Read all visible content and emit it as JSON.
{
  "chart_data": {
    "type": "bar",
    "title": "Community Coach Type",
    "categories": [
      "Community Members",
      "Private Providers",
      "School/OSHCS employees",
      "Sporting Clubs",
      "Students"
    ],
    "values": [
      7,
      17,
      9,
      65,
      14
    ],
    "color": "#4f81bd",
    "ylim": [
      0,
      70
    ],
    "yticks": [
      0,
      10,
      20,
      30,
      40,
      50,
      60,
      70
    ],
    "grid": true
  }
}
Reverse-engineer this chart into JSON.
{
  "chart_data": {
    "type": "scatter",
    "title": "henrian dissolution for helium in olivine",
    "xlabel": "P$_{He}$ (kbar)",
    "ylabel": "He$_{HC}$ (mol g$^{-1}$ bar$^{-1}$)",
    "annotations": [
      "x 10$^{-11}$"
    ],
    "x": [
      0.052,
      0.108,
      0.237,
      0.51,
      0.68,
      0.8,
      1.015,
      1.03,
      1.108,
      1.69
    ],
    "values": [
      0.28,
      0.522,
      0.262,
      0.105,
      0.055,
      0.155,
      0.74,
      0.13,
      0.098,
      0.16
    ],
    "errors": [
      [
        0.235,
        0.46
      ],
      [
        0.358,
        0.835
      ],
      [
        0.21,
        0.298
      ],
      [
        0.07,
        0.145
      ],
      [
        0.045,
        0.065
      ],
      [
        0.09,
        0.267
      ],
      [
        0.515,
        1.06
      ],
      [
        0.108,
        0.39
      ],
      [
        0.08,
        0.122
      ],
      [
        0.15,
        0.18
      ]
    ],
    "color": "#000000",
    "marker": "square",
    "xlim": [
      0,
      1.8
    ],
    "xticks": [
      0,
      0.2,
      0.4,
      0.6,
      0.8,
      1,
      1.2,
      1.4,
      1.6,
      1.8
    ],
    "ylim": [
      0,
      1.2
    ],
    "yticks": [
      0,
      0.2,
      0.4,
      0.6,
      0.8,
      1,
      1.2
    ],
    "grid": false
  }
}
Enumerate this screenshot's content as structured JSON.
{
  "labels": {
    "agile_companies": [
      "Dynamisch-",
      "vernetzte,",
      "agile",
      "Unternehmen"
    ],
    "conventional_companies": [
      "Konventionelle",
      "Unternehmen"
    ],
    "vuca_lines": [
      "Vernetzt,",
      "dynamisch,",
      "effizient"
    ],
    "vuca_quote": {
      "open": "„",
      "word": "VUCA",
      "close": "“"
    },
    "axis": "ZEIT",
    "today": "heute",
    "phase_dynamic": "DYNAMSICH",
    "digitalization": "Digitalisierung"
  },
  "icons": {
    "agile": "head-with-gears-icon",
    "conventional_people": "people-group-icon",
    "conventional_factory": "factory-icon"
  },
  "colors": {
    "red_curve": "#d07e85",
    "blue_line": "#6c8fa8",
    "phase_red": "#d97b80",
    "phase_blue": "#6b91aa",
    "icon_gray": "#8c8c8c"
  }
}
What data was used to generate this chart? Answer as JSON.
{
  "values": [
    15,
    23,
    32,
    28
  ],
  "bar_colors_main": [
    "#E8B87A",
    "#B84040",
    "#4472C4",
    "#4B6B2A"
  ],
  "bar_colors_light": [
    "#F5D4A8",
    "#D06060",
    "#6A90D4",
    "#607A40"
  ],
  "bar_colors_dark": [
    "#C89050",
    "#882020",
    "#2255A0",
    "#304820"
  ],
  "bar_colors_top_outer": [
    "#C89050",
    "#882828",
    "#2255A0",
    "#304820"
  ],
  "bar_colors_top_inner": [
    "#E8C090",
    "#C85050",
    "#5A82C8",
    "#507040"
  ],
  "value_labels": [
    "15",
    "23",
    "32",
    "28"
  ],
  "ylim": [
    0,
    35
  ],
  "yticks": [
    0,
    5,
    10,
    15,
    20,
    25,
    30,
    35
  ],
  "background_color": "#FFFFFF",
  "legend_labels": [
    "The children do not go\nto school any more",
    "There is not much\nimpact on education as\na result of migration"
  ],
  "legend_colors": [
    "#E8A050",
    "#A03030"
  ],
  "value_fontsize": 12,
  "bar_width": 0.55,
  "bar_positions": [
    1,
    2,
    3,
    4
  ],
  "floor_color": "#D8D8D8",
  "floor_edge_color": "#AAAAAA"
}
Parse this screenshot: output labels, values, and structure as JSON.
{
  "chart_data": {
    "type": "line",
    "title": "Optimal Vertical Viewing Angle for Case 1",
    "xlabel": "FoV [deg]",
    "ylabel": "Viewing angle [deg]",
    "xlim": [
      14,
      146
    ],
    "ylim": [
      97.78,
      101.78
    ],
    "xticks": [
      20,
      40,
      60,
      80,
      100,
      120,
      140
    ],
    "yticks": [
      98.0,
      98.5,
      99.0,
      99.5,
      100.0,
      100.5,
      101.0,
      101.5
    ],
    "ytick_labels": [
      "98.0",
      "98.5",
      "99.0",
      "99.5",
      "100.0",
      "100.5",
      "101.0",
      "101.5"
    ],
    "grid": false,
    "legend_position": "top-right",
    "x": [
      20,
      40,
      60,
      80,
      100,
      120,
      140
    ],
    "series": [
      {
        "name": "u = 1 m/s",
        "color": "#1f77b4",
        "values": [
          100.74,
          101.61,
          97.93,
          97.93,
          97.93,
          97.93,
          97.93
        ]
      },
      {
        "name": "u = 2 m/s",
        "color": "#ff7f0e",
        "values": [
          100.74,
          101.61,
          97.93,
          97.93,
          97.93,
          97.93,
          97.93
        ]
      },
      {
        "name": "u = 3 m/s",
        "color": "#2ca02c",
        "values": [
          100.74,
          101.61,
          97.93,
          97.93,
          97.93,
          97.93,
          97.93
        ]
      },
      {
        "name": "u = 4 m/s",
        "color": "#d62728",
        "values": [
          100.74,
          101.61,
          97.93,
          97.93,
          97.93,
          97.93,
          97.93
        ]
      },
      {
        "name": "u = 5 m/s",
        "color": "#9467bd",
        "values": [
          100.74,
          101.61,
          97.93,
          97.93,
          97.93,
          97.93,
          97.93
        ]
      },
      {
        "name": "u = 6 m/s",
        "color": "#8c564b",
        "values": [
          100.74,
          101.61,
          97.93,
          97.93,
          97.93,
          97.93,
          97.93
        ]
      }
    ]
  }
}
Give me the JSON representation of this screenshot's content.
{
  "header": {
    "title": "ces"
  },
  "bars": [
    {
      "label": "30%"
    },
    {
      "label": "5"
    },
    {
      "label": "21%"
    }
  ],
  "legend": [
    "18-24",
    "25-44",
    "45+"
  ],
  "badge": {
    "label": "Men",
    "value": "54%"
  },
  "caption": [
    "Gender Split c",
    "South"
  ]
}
::::
**Problem requirements**
Reproduce all of the data exactly as given.

**Problem solution**
Read all visible content and emit it as JSON.
{
  "chart_data": {
    "type": "bar",
    "title": "Community Coach Type",
    "categories": [
      "Community Members",
      "Private Providers",
      "School/OSHCS employees",
      "Sporting Clubs",
      "Students"
    ],
    "values": [
      7,
      17,
      9,
      65,
      14
    ],
    "color": "#4f81bd",
    "ylim": [
      0,
      70
    ],
    "yticks": [
      0,
      10,
      20,
      30,
      40,
      50,
      60,
      70
    ],
    "grid": true
  }
}
Reverse-engineer this chart into JSON.
{
  "chart_data": {
    "type": "scatter",
    "title": "henrian dissolution for helium in olivine",
    "xlabel": "P$_{He}$ (kbar)",
    "ylabel": "He$_{HC}$ (mol g$^{-1}$ bar$^{-1}$)",
    "annotations": [
      "x 10$^{-11}$"
    ],
    "x": [
      0.052,
      0.108,
      0.237,
      0.51,
      0.68,
      0.8,
      1.015,
      1.03,
      1.108,
      1.69
    ],
    "values": [
      0.28,
      0.522,
      0.262,
      0.105,
      0.055,
      0.155,
      0.74,
      0.13,
      0.098,
      0.16
    ],
    "errors": [
      [
        0.235,
        0.46
      ],
      [
        0.358,
        0.835
      ],
      [
        0.21,
        0.298
      ],
      [
        0.07,
        0.145
      ],
      [
        0.045,
        0.065
      ],
      [
        0.09,
        0.267
      ],
      [
        0.515,
        1.06
      ],
      [
        0.108,
        0.39
      ],
      [
        0.08,
        0.122
      ],
      [
        0.15,
        0.18
      ]
    ],
    "color": "#000000",
    "marker": "square",
    "xlim": [
      0,
      1.8
    ],
    "xticks": [
      0,
      0.2,
      0.4,
      0.6,
      0.8,
      1,
      1.2,
      1.4,
      1.6,
      1.8
    ],
    "ylim": [
      0,
      1.2
    ],
    "yticks": [
      0,
      0.2,
      0.4,
      0.6,
      0.8,
      1,
      1.2
    ],
    "grid": false
  }
}
Enumerate this screenshot's content as structured JSON.
{
  "labels": {
    "agile_companies": [
      "Dynamisch-",
      "vernetzte,",
      "agile",
      "Unternehmen"
    ],
    "conventional_companies": [
      "Konventionelle",
      "Unternehmen"
    ],
    "vuca_lines": [
      "Vernetzt,",
      "dynamisch,",
      "effizient"
    ],
    "vuca_quote": {
      "open": "„",
      "word": "VUCA",
      "close": "“"
    },
    "axis": "ZEIT",
    "today": "heute",
    "phase_dynamic": "DYNAMSICH",
    "digitalization": "Digitalisierung"
  },
  "icons": {
    "agile": "head-with-gears-icon",
    "conventional_people": "people-group-icon",
    "conventional_factory": "factory-icon"
  },
  "colors": {
    "red_curve": "#d07e85",
    "blue_line": "#6c8fa8",
    "phase_red": "#d97b80",
    "phase_blue": "#6b91aa",
    "icon_gray": "#8c8c8c"
  }
}
What data was used to generate this chart? Answer as JSON.
{
  "values": [
    15,
    23,
    32,
    28
  ],
  "bar_colors_main": [
    "#E8B87A",
    "#B84040",
    "#4472C4",
    "#4B6B2A"
  ],
  "bar_colors_light": [
    "#F5D4A8",
    "#D06060",
    "#6A90D4",
    "#607A40"
  ],
  "bar_colors_dark": [
    "#C89050",
    "#882020",
    "#2255A0",
    "#304820"
  ],
  "bar_colors_top_outer": [
    "#C89050",
    "#882828",
    "#2255A0",
    "#304820"
  ],
  "bar_colors_top_inner": [
    "#E8C090",
    "#C85050",
    "#5A82C8",
    "#507040"
  ],
  "value_labels": [
    "15",
    "23",
    "32",
    "28"
  ],
  "ylim": [
    0,
    35
  ],
  "yticks": [
    0,
    5,
    10,
    15,
    20,
    25,
    30,
    35
  ],
  "background_color": "#FFFFFF",
  "legend_labels": [
    "The children do not go\nto school any more",
    "There is not much\nimpact on education as\na result of migration"
  ],
  "legend_colors": [
    "#E8A050",
    "#A03030"
  ],
  "value_fontsize": 12,
  "bar_width": 0.55,
  "bar_positions": [
    1,
    2,
    3,
    4
  ],
  "floor_color": "#D8D8D8",
  "floor_edge_color": "#AAAAAA"
}
Parse this screenshot: output labels, values, and structure as JSON.
{
  "chart_data": {
    "type": "line",
    "title": "Optimal Vertical Viewing Angle for Case 1",
    "xlabel": "FoV [deg]",
    "ylabel": "Viewing angle [deg]",
    "xlim": [
      14,
      146
    ],
    "ylim": [
      97.78,
      101.78
    ],
    "xticks": [
      20,
      40,
      60,
      80,
      100,
      120,
      140
    ],
    "yticks": [
      98.0,
      98.5,
      99.0,
      99.5,
      100.0,
      100.5,
      101.0,
      101.5
    ],
    "ytick_labels": [
      "98.0",
      "98.5",
      "99.0",
      "99.5",
      "100.0",
      "100.5",
      "101.0",
      "101.5"
    ],
    "grid": false,
    "legend_position": "top-right",
    "x": [
      20,
      40,
      60,
      80,
      100,
      120,
      140
    ],
    "series": [
      {
        "name": "u = 1 m/s",
        "color": "#1f77b4",
        "values": [
          100.74,
          101.61,
          97.93,
          97.93,
          97.93,
          97.93,
          97.93
        ]
      },
      {
        "name": "u = 2 m/s",
        "color": "#ff7f0e",
        "values": [
          100.74,
          101.61,
          97.93,
          97.93,
          97.93,
          97.93,
          97.93
        ]
      },
      {
        "name": "u = 3 m/s",
        "color": "#2ca02c",
        "values": [
          100.74,
          101.61,
          97.93,
          97.93,
          97.93,
          97.93,
          97.93
        ]
      },
      {
        "name": "u = 4 m/s",
        "color": "#d62728",
        "values": [
          100.74,
          101.61,
          97.93,
          97.93,
          97.93,
          97.93,
          97.93
        ]
      },
      {
        "name": "u = 5 m/s",
        "color": "#9467bd",
        "values": [
          100.74,
          101.61,
          97.93,
          97.93,
          97.93,
          97.93,
          97.93
        ]
      },
      {
        "name": "u = 6 m/s",
        "color": "#8c564b",
        "values": [
          100.74,
          101.61,
          97.93,
          97.93,
          97.93,
          97.93,
          97.93
        ]
      }
    ]
  }
}
Give me the JSON representation of this screenshot's content.
{
  "header": {
    "title": "ces"
  },
  "bars": [
    {
      "label": "30%"
    },
    {
      "label": "5"
    },
    {
      "label": "21%"
    }
  ],
  "legend": [
    "18-24",
    "25-44",
    "45+"
  ],
  "badge": {
    "label": "Men",
    "value": "54%"
  },
  "caption": [
    "Gender Split c",
    "South"
  ]
}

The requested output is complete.